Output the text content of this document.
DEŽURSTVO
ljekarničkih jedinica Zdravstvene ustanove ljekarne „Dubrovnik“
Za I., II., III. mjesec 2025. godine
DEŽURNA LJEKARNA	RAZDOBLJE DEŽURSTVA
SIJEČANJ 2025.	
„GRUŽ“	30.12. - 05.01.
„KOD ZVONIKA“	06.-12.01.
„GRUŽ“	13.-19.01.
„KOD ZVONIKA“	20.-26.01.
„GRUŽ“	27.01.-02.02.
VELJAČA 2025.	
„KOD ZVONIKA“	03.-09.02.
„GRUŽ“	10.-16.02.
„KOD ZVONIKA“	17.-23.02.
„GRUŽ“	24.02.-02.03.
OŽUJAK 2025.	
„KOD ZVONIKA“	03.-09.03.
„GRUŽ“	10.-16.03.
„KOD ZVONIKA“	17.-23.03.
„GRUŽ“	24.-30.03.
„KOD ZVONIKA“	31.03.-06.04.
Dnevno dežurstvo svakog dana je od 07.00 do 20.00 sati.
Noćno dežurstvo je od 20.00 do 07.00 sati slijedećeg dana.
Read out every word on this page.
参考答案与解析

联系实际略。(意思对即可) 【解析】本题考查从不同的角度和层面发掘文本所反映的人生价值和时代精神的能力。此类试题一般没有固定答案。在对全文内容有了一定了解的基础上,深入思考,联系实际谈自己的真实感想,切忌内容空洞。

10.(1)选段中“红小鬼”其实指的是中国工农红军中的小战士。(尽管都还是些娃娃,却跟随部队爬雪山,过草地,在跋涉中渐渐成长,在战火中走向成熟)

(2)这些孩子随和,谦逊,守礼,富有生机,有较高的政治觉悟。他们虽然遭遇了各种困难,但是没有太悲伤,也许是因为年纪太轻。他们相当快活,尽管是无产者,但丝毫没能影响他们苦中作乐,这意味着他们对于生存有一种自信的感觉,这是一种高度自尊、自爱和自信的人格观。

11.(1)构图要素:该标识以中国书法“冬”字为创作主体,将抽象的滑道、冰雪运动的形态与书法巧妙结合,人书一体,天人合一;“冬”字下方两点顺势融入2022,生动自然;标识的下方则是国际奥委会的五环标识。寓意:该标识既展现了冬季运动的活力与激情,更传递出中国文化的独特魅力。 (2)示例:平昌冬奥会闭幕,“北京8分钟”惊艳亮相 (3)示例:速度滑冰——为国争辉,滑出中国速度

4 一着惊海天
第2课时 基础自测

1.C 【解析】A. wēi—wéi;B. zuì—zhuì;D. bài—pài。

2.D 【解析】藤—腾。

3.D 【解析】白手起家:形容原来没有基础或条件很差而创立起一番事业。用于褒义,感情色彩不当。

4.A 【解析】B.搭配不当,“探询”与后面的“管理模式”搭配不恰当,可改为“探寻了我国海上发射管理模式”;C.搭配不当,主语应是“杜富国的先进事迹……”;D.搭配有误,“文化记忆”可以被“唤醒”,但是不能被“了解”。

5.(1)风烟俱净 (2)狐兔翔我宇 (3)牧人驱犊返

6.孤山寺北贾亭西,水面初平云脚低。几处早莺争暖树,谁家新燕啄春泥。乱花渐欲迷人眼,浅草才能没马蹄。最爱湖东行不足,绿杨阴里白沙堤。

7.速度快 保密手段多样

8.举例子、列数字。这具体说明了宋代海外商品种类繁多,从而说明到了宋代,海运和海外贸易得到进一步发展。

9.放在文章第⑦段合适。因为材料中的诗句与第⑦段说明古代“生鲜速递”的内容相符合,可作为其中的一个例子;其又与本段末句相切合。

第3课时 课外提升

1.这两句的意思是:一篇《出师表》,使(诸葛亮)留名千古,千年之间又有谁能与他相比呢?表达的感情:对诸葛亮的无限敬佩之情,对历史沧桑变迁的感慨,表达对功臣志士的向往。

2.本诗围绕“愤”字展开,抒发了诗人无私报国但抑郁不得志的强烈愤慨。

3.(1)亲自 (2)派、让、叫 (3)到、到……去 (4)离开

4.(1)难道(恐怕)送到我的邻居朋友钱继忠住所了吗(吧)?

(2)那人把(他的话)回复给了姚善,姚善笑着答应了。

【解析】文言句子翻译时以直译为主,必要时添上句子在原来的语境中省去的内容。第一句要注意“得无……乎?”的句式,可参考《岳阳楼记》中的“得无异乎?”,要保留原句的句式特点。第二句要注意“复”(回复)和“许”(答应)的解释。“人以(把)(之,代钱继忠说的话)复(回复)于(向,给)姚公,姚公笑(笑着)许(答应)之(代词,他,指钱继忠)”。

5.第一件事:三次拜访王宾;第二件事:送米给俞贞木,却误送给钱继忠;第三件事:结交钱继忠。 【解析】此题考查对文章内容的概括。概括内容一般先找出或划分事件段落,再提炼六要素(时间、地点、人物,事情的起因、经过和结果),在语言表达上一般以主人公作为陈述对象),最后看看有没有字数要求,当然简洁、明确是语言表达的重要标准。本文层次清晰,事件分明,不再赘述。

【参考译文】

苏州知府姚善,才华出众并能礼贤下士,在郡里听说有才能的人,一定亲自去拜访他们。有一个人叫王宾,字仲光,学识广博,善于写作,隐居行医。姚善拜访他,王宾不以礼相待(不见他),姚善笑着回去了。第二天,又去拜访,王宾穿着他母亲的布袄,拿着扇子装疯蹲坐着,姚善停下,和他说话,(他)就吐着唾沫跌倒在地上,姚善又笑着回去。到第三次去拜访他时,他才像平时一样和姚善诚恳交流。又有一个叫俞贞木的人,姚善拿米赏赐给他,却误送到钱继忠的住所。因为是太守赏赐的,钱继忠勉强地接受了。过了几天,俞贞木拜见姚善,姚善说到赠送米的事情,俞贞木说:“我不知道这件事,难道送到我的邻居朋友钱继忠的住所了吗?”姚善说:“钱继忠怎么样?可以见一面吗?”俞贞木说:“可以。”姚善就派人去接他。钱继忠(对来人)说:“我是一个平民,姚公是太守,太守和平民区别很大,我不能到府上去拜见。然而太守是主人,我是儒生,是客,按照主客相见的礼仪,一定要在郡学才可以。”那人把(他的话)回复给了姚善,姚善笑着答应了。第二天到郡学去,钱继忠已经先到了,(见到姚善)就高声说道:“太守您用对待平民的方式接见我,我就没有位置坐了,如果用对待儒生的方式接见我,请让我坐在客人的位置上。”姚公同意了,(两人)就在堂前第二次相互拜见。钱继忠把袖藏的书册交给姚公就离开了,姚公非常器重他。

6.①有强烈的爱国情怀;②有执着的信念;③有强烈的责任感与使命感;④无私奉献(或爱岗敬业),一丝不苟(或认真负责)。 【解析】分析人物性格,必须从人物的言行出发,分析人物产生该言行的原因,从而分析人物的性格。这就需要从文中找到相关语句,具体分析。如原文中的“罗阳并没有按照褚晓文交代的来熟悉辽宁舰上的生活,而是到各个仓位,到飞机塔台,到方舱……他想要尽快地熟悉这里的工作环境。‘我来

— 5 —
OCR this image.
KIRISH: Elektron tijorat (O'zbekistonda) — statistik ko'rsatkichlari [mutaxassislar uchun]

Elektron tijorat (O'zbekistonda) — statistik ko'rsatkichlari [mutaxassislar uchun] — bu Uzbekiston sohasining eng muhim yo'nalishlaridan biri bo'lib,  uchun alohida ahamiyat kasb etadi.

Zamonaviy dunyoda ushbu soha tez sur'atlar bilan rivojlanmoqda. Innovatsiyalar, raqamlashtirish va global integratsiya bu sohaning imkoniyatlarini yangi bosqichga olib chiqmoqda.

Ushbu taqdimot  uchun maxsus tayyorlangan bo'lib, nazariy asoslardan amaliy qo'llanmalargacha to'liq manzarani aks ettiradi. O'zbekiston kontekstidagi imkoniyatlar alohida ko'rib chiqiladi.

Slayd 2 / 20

What you are asked to do: Copy out all lines that carry the word "ZVONIKA".

Solution to this exercise:
„KOD ZVONIKA“	06.-12.01.
„KOD ZVONIKA“	20.-26.01.
„KOD ZVONIKA“	03.-09.02.
„KOD ZVONIKA“	17.-23.02.
„KOD ZVONIKA“	03.-09.03.
„KOD ZVONIKA“	17.-23.03.
„KOD ZVONIKA“	31.03.-06.04.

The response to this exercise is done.